> **Tarefas**:
1. No texto sobre a popularidade de Bolsonaro, qual porcentagem dos pesquisados pela AP Exata avaliava o governo como "ruim" ou "péssimo" na sexta-feira passada?
2. Por favor, escreva a continuação do texto sobre a popularidade de Bolsonaro a partir da última frase apresentada.
----- Trecho de origem
Nem um ano se passou e hoje o presidente transpira para se segurar no patamar de 26% de intenção de votos, segundo o último Datafolha.
Bolsonaro costuma desdenhar das pesquisas de opinião, sobretudo as que lhe são desfavoráveis. Mas seu calo dói quando a insatisfação atinge o universo das redes sociais, sua fortaleza.
Pesquisa da AP Exata já havia detectado que a reprovação do presidente na internet cresce em ritmo lento, mas constante. Na sexta-feira passada, segundo a consultoria, 52% dos pesquisados avaliavam o governo como "ruim" ou "péssimo".
Ontem, foi a vez da Folha publicar uma pesquisa da FGV mostrando uma queda de 50% nos compartilhamentos de mensagens das páginas de Bolsonaro no Twitter, Facebook e Instagram, além do Youtube.
----------
----- Registros apresentados
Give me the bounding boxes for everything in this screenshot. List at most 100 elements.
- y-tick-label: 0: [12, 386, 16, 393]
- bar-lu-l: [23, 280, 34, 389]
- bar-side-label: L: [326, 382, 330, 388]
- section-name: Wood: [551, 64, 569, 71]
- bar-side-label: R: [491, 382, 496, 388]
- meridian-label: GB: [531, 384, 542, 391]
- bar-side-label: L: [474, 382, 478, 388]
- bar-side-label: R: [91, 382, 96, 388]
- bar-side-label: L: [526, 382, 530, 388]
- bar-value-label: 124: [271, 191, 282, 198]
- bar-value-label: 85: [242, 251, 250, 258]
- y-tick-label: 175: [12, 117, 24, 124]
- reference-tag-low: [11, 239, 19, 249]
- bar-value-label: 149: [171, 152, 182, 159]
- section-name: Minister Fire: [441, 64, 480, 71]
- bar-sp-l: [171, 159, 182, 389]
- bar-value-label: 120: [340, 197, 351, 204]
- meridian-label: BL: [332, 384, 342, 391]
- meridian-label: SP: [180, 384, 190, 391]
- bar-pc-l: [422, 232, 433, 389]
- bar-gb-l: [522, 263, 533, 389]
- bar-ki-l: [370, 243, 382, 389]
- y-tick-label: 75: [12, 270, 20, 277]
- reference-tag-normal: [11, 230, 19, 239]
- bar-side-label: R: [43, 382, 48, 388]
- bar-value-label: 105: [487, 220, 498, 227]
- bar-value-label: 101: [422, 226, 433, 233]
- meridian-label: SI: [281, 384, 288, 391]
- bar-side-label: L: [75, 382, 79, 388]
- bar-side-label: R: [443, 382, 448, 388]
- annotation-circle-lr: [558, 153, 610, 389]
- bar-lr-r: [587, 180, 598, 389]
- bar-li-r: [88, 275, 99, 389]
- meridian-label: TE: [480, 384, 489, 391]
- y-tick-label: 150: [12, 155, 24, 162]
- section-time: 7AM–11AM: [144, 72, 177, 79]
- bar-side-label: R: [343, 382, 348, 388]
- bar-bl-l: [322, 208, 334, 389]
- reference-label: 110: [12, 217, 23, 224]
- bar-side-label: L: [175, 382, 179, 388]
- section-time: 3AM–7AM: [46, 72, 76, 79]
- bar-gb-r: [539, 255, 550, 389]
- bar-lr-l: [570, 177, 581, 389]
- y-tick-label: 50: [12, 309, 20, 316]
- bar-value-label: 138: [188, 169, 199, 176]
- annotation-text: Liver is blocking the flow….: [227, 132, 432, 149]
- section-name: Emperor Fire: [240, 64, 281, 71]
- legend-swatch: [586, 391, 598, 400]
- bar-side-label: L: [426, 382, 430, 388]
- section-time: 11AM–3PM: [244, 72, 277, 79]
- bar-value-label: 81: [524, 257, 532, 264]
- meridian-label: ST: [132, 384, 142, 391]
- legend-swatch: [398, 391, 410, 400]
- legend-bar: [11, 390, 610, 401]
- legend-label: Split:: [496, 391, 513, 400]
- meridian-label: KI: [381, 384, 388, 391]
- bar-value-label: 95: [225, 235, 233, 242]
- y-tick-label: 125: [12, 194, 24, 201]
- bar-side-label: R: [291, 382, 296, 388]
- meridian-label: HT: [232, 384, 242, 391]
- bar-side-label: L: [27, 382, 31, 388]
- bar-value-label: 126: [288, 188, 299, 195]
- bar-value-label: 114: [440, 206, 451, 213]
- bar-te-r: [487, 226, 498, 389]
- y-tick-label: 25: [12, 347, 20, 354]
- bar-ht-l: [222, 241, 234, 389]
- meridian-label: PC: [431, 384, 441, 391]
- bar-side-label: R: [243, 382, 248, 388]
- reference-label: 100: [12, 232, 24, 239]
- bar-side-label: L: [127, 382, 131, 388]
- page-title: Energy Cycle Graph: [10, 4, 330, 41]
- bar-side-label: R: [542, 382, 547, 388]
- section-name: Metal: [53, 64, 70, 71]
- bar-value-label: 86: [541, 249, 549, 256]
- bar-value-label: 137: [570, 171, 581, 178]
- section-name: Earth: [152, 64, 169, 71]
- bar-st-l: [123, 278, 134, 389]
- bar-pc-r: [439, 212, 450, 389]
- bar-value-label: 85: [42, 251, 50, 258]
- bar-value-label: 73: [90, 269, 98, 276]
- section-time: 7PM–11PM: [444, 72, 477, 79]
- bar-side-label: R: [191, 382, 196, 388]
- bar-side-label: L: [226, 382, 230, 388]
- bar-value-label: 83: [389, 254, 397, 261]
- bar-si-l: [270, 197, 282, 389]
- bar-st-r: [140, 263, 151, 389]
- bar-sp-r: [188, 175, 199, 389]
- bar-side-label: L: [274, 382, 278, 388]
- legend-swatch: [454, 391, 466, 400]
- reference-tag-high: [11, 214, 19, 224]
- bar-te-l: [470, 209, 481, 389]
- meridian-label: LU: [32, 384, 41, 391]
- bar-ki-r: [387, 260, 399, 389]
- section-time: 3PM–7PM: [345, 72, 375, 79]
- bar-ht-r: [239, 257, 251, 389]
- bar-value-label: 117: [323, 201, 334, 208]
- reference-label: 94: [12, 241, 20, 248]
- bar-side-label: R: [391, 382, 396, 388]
----------
> **Respostas do exercício**:
1. 52% dos pesquisados.

2.
Seja pelos avanços dos inquéritos que correm na Justiça contra Bolsonaro e aliados por divulgação de fake news, seja pelo transbordamento para o mundo digital da insatisfação popular com o governo, o fato é que Bolsonaro não é mais aquele nas redes.
O que não quer dizer que não continue favorito nelas.
Em número de seguidores e em todas as plataformas, o ex-capitão ainda deixa os potenciais rivais nas eleições de 2022 comendo poeira. E numa plataforma em especial esse favoritismo pode ter consequências incendiárias.
O Telegram, concorrente do WhatsApp, é hoje o aplicativo mais baixado do mundo. Fundado por russos, ele ficou conhecido como "território sem lei" por não ter servidores nem representante legal em muitos países, caso do Brasil. A quem tiver problemas com ele resta reclamar para o bispo.
Além disso, comparado ao WhatsApp, o Telegram tem uma capacidade exponencialmente maior de alcance nos disparos de mensagem em massa.
No WhatsApp, uma mensagem privada pode ser replicada para, no máximo, 256 pessoas. Já o Telegram permite compartilhamento irrestrito de conteúdo para grupos de até 200 mil pessoas.
Bolsonaro já virou garoto propaganda do aplicativo.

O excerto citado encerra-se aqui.